» JOB: Find and copy each line of the records where the string "населению" shows up.

» INFORMATION SHOWN:
------------------------------------

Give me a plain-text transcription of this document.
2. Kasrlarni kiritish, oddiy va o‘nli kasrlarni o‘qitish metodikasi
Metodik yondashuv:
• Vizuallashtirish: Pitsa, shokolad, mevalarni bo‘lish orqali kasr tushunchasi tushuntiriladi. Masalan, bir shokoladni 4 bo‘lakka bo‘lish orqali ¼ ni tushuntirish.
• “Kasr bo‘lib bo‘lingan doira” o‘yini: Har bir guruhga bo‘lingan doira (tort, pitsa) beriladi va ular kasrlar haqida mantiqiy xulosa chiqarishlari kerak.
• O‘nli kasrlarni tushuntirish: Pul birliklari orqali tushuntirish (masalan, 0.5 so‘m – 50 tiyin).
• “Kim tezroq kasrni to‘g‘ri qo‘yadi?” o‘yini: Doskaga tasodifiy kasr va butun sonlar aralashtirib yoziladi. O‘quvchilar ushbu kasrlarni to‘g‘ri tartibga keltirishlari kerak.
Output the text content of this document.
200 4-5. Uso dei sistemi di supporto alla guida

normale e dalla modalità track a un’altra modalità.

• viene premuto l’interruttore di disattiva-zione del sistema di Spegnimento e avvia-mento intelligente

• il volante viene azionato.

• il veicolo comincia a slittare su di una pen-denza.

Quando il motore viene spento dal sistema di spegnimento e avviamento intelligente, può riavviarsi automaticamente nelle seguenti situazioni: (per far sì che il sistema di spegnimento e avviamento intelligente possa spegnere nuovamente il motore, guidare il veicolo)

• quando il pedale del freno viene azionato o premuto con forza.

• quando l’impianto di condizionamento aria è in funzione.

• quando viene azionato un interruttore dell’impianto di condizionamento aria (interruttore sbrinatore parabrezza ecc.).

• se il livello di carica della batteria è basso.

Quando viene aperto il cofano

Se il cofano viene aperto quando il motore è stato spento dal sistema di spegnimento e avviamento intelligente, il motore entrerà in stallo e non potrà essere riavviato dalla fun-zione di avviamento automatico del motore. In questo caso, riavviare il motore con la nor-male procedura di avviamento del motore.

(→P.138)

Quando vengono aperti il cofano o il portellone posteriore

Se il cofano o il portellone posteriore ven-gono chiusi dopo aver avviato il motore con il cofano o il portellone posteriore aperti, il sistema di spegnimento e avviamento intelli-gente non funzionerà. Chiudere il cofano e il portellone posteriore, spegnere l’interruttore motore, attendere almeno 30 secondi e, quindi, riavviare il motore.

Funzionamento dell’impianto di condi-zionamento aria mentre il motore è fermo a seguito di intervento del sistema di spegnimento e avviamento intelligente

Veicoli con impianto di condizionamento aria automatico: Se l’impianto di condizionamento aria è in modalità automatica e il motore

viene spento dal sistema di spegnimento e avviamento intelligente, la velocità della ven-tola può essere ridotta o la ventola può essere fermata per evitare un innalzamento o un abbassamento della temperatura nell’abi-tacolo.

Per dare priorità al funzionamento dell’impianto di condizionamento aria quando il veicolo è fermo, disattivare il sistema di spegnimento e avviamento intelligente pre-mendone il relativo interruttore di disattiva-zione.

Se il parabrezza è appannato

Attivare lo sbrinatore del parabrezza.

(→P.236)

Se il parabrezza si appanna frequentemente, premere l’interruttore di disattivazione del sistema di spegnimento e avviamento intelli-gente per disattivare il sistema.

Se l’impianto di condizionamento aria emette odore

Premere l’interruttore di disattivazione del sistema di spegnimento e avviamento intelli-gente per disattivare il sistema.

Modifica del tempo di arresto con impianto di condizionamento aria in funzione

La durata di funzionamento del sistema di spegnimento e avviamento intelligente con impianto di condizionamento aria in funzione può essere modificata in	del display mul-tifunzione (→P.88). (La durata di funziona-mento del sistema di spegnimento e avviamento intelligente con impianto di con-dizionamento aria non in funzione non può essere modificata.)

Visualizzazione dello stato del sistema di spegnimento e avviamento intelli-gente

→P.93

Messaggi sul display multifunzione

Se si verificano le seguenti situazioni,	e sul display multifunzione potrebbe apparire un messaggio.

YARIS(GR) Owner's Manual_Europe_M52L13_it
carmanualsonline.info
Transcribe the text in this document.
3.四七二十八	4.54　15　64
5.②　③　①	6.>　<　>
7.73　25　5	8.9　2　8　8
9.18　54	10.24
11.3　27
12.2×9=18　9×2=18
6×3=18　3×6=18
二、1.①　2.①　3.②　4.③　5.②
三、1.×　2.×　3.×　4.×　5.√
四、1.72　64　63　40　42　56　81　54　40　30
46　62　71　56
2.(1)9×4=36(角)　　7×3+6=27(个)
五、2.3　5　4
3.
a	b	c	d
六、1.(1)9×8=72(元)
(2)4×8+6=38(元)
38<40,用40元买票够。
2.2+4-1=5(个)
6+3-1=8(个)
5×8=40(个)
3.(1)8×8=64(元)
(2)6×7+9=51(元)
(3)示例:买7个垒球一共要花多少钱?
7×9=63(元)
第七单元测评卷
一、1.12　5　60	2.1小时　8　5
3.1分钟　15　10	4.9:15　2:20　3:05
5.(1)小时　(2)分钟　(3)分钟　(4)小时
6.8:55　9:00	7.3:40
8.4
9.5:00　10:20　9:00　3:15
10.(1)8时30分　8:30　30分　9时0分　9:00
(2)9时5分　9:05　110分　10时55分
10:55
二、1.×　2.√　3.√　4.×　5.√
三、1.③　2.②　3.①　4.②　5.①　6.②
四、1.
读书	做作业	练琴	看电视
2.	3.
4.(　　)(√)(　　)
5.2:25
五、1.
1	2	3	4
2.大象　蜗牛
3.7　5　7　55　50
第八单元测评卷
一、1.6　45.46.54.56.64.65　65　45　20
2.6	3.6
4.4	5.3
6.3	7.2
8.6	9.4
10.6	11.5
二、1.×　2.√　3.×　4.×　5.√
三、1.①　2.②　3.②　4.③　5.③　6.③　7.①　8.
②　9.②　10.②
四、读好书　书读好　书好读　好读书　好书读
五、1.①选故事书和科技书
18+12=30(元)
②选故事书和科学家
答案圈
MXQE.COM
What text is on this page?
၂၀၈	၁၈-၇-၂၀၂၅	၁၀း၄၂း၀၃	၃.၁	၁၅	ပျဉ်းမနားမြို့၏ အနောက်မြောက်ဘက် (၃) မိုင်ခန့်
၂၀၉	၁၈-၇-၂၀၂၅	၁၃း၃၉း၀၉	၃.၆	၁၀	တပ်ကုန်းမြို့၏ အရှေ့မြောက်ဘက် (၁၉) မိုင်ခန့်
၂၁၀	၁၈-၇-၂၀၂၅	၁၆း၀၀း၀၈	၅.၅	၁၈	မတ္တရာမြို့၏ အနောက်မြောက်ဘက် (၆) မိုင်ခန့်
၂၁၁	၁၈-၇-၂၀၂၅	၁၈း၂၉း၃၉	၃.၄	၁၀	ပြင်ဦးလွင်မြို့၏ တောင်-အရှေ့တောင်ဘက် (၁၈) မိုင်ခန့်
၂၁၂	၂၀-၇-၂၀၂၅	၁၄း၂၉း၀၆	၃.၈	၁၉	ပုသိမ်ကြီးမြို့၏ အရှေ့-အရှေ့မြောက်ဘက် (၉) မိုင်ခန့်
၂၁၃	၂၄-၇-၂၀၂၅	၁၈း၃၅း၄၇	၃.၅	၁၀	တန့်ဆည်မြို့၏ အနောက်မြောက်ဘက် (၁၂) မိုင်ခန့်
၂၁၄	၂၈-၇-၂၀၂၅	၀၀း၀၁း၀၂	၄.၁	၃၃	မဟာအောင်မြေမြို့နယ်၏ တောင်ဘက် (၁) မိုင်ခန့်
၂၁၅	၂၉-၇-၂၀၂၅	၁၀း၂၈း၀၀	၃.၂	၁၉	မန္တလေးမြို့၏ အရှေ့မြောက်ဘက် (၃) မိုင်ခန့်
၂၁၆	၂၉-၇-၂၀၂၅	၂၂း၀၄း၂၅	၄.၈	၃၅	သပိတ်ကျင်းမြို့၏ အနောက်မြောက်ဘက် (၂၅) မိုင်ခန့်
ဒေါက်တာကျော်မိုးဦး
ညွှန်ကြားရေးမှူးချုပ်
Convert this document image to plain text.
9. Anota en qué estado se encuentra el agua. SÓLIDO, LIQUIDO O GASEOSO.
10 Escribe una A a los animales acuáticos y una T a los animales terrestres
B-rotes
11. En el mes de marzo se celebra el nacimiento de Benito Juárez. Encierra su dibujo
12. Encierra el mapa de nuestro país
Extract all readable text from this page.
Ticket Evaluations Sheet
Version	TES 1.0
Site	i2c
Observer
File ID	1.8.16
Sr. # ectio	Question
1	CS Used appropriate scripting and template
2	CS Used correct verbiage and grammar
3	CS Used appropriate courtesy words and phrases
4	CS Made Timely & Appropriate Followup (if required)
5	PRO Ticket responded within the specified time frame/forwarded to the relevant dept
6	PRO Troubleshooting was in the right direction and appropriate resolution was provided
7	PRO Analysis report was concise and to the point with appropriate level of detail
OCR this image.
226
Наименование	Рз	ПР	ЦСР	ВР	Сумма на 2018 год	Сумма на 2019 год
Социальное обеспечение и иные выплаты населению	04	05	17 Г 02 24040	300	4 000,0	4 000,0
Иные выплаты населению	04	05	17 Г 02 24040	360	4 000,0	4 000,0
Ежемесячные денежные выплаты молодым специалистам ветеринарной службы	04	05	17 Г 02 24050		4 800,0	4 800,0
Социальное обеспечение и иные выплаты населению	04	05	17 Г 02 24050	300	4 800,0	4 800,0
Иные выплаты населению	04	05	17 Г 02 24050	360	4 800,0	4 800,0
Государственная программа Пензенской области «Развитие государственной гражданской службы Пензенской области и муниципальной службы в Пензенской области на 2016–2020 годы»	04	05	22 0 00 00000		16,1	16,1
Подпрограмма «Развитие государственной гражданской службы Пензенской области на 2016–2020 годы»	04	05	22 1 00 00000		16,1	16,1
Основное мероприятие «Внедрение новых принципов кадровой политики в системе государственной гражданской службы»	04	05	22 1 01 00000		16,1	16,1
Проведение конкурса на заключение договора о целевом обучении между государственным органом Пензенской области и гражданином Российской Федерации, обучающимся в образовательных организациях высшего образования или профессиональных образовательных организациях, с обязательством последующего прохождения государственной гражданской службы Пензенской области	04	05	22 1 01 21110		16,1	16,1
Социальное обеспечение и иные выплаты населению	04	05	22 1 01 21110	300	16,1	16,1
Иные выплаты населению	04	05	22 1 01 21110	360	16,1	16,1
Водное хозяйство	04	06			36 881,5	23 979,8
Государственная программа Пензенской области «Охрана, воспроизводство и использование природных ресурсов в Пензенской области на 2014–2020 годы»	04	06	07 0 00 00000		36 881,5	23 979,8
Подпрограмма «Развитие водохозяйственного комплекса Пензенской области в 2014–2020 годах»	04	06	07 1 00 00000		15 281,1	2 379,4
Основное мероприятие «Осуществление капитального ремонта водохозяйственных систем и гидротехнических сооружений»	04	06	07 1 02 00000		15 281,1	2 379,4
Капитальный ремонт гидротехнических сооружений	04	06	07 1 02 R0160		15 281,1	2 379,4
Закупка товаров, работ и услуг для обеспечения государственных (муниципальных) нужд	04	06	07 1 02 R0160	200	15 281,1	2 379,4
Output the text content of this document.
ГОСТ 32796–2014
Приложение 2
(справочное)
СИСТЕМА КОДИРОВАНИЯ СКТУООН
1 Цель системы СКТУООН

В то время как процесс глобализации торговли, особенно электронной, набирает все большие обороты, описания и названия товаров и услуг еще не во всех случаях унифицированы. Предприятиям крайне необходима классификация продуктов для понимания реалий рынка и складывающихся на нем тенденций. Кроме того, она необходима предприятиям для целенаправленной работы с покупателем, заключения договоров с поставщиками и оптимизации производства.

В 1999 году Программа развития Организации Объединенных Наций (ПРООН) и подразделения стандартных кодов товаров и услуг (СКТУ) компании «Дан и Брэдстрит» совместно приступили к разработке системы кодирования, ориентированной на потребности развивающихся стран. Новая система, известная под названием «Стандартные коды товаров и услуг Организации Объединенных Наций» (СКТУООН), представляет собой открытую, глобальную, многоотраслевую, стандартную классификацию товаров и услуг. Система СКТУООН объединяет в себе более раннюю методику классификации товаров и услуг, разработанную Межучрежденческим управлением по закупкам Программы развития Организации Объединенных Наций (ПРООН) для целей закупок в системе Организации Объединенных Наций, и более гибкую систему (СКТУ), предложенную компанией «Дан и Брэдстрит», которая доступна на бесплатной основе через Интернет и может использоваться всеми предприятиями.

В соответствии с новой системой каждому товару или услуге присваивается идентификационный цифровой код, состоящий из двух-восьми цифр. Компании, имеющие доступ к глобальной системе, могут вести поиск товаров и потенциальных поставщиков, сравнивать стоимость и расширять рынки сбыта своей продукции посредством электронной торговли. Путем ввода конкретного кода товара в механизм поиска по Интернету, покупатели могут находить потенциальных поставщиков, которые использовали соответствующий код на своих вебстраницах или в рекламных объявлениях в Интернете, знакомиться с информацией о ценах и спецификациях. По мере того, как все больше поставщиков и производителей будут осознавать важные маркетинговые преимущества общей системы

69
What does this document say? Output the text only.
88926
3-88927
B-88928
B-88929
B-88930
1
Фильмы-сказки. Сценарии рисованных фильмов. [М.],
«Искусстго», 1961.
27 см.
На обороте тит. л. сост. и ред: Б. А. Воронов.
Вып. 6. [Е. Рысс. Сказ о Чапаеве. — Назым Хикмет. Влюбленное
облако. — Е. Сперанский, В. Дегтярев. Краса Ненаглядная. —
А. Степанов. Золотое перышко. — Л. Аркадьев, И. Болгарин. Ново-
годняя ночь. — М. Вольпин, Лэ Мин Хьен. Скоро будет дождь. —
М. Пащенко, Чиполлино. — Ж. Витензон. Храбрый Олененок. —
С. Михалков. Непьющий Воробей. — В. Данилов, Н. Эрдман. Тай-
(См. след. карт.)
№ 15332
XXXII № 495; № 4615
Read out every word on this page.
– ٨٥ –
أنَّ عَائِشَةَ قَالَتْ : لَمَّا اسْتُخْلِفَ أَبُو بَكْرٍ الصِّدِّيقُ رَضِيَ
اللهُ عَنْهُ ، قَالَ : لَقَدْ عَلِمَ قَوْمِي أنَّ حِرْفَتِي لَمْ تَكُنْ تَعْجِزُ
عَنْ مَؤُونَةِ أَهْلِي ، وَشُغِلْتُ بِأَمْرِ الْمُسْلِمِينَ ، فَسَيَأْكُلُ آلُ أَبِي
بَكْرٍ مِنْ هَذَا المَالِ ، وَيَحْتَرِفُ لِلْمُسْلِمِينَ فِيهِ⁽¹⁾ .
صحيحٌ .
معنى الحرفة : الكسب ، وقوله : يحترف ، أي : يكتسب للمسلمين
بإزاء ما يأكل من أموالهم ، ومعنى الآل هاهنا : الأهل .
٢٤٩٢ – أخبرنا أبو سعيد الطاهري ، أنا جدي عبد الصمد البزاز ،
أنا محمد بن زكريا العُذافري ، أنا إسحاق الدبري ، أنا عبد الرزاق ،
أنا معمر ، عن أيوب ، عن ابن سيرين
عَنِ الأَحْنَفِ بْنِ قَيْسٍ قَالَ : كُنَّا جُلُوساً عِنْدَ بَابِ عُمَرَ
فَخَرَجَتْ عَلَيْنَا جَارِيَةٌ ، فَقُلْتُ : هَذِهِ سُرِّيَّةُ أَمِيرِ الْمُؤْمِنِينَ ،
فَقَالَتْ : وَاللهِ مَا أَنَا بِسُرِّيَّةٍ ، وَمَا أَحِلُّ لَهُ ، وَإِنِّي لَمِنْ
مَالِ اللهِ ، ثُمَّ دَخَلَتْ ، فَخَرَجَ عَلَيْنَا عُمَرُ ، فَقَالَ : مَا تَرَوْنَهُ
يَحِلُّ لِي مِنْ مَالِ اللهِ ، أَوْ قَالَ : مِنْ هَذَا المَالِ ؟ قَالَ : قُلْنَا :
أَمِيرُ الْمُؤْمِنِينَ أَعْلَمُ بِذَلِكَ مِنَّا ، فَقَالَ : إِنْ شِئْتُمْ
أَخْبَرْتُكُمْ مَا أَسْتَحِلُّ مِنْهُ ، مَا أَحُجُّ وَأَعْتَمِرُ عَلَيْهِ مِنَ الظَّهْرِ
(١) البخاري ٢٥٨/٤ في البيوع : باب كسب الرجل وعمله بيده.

------------------------------------

» REPLY TO THE EXERCISE:
Социальное обеспечение и иные выплаты населению	04	05	17 Г 02 24040	300	4 000,0	4 000,0
Иные выплаты населению	04	05	17 Г 02 24040	360	4 000,0	4 000,0
Социальное обеспечение и иные выплаты населению	04	05	17 Г 02 24050	300	4 800,0	4 800,0
Иные выплаты населению	04	05	17 Г 02 24050	360	4 800,0	4 800,0
Социальное обеспечение и иные выплаты населению	04	05	22 1 01 21110	300	16,1	16,1
Иные выплаты населению	04	05	22 1 01 21110	360	16,1	16,1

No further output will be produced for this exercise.